## Begin SUPPLIED RECORDS
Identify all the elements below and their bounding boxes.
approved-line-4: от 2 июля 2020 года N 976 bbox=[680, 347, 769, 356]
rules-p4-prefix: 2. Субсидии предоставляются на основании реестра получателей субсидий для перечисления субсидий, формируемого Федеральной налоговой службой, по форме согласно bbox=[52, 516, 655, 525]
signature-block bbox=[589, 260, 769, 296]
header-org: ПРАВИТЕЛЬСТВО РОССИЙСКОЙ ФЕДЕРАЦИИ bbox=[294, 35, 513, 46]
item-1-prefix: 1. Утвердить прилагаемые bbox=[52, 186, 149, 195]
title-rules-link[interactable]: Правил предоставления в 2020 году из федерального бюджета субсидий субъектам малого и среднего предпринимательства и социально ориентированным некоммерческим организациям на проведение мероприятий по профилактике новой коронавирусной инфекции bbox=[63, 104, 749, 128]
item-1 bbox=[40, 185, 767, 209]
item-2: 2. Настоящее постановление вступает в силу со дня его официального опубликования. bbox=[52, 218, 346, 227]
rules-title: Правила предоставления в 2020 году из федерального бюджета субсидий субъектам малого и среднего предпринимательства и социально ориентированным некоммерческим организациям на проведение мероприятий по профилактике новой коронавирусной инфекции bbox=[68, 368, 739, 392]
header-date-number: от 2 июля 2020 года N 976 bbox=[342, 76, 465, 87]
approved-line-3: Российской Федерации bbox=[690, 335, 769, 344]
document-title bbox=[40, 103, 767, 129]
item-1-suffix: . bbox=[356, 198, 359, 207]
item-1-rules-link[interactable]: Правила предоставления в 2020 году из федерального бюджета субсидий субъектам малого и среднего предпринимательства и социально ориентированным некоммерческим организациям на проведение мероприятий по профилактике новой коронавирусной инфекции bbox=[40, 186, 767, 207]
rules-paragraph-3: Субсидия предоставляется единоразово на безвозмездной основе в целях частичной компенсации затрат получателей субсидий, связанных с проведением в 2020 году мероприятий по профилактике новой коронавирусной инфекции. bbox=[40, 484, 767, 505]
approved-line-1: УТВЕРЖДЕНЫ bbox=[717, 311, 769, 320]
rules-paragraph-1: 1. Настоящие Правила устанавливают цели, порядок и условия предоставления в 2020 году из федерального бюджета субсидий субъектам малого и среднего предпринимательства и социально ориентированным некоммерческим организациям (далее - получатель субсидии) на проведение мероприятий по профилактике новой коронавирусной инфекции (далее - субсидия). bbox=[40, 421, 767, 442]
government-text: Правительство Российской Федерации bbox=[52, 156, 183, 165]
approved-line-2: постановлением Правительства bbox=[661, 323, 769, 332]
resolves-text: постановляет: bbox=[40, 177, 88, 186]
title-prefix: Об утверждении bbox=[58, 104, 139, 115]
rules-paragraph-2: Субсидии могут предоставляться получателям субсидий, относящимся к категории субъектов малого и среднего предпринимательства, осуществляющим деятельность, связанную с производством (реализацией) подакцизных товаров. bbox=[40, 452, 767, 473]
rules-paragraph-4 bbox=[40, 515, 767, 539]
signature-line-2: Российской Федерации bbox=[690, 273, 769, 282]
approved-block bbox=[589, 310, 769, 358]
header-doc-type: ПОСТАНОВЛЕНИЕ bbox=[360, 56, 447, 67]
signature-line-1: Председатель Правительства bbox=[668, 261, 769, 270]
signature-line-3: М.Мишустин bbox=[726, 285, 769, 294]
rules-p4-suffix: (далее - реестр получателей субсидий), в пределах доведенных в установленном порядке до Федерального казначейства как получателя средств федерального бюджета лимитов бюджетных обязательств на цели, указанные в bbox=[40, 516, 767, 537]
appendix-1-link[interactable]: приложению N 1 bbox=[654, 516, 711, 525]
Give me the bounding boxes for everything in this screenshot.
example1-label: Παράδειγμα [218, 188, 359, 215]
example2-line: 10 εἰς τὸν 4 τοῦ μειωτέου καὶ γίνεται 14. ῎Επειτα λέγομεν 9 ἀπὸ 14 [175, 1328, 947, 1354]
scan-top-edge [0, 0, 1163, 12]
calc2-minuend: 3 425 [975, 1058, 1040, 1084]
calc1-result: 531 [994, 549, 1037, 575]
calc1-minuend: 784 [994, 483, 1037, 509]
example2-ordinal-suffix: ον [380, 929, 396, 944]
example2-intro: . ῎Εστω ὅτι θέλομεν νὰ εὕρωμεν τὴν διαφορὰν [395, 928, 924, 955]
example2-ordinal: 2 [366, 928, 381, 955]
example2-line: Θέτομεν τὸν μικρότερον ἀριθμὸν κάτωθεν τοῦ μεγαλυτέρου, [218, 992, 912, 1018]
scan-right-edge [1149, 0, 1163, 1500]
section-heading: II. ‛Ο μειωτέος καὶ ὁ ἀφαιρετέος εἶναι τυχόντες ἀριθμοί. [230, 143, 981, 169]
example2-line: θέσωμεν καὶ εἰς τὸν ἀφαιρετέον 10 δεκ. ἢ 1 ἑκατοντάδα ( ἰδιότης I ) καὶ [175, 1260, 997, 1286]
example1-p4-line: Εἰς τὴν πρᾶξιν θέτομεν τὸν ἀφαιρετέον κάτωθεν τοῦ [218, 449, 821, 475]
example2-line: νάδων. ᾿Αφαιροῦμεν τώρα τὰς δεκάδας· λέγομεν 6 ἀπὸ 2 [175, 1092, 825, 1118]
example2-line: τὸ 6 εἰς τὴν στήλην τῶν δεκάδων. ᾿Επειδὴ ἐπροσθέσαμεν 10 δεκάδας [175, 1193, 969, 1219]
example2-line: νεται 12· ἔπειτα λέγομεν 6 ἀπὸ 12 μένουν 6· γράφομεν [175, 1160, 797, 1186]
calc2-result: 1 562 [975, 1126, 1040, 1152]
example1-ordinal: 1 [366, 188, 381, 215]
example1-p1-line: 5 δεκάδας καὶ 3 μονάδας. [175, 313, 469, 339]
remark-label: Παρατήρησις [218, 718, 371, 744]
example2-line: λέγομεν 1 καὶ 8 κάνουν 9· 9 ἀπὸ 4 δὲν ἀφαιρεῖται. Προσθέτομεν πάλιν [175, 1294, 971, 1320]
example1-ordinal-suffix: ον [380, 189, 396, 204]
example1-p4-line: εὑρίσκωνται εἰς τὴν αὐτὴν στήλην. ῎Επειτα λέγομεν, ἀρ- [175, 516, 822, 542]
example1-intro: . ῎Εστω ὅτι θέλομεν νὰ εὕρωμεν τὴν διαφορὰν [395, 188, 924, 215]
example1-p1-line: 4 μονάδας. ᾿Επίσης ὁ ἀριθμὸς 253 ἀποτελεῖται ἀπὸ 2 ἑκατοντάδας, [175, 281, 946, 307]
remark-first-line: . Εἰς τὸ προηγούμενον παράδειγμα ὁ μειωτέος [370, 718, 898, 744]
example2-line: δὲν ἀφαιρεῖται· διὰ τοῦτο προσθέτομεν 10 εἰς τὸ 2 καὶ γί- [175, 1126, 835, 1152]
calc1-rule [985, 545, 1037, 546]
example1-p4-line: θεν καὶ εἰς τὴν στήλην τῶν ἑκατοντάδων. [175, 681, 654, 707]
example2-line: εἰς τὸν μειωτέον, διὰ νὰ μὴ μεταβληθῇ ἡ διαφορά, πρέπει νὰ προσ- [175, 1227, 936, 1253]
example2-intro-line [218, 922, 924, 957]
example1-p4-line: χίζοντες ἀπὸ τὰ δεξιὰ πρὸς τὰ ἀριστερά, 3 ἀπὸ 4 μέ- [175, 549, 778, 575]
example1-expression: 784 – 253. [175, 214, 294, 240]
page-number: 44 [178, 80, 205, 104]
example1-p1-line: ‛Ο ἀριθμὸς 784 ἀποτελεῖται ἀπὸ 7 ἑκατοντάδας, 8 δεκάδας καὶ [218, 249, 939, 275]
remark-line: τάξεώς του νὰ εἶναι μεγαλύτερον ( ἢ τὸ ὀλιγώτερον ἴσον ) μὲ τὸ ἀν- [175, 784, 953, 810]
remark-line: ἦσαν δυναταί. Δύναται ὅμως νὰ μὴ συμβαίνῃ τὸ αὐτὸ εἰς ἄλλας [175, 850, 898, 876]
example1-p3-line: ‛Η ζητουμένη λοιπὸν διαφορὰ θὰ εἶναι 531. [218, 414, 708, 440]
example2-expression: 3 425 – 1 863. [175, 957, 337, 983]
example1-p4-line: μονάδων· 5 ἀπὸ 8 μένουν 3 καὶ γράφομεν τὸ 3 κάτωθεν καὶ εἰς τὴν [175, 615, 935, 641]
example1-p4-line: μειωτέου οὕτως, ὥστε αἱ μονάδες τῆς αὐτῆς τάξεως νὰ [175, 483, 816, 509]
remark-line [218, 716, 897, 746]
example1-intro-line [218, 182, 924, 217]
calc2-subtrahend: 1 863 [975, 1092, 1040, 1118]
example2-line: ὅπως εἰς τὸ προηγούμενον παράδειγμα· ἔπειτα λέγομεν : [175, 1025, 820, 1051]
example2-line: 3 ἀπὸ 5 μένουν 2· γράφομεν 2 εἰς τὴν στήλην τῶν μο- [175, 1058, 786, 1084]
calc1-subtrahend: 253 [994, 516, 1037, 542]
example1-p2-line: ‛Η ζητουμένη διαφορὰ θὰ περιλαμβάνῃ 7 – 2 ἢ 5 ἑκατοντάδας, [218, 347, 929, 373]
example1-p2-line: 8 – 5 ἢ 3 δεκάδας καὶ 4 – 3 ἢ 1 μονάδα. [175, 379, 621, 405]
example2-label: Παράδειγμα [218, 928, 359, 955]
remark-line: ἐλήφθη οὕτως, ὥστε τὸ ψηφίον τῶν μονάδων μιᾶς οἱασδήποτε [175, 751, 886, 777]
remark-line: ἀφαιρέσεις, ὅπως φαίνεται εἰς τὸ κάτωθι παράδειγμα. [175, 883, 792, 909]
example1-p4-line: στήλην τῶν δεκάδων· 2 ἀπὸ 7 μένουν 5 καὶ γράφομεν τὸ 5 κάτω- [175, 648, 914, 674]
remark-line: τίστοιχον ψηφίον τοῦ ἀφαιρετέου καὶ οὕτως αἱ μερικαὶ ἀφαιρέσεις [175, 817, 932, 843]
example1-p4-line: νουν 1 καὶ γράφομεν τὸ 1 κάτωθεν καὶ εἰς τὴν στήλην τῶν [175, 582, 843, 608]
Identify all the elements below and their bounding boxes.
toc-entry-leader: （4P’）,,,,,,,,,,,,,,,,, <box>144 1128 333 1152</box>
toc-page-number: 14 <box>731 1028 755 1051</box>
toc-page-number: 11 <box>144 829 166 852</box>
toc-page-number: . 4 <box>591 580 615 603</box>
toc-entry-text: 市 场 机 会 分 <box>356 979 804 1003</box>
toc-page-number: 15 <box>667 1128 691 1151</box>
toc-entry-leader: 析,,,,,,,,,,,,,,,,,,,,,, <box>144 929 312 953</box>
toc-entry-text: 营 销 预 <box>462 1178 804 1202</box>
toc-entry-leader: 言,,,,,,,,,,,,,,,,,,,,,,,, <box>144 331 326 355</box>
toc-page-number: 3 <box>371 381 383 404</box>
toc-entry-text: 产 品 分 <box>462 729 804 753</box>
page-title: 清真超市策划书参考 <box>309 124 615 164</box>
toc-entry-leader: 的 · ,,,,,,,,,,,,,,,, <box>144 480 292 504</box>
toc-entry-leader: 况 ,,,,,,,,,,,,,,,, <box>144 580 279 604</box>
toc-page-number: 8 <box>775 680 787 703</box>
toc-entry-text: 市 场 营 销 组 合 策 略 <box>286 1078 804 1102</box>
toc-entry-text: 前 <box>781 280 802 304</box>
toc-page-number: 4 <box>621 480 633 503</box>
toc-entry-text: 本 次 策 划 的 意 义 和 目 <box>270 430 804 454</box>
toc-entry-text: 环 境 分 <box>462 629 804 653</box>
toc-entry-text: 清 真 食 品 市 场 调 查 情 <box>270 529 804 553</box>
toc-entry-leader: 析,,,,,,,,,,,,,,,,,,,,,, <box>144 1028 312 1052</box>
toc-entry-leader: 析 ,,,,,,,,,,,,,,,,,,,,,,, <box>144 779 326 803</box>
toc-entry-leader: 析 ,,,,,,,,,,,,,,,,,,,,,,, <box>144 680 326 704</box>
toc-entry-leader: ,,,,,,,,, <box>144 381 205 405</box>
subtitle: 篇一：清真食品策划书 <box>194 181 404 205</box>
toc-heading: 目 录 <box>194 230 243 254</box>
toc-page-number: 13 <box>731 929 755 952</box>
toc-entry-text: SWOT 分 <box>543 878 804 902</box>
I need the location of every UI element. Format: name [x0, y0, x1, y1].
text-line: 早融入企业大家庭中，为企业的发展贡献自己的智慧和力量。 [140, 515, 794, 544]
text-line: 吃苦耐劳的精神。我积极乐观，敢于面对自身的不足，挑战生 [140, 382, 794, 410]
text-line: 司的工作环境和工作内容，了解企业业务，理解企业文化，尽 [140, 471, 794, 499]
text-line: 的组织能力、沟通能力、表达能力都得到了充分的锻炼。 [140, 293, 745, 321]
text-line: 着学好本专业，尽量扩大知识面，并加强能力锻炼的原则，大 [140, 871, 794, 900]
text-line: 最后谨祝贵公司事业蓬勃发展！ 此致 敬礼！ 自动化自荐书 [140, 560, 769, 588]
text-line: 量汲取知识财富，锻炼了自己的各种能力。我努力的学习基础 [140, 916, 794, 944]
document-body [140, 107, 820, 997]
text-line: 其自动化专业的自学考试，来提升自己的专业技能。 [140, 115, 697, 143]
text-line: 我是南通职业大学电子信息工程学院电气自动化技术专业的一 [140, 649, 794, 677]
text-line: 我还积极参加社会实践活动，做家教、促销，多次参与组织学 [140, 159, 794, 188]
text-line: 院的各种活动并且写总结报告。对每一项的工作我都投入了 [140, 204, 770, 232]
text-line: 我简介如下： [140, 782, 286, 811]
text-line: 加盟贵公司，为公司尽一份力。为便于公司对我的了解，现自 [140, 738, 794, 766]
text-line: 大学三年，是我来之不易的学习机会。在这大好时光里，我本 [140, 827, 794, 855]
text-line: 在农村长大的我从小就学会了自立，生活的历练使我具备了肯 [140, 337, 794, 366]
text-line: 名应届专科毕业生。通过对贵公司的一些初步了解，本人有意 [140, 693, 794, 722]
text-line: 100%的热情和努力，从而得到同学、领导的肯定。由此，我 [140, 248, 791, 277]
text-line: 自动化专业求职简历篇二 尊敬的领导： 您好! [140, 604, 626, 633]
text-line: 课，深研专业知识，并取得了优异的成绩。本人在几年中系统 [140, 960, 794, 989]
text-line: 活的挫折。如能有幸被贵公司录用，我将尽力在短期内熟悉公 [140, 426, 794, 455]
## End SUPPLIED RECORDS
REQUIRED TASK
Keep only the rows above that contain the string "suffix", matching case exactly, and copy each one in full.

CORRECT RESULT
item-1-suffix: . bbox=[356, 198, 359, 207]
rules-p4-suffix: (далее - реестр получателей субсидий), в пределах доведенных в установленном порядке до Федерального казначейства как получателя средств федерального бюджета лимитов бюджетных обязательств на цели, указанные в bbox=[40, 516, 767, 537]
example2-ordinal-suffix: ον [380, 929, 396, 944]
example1-ordinal-suffix: ον [380, 189, 396, 204]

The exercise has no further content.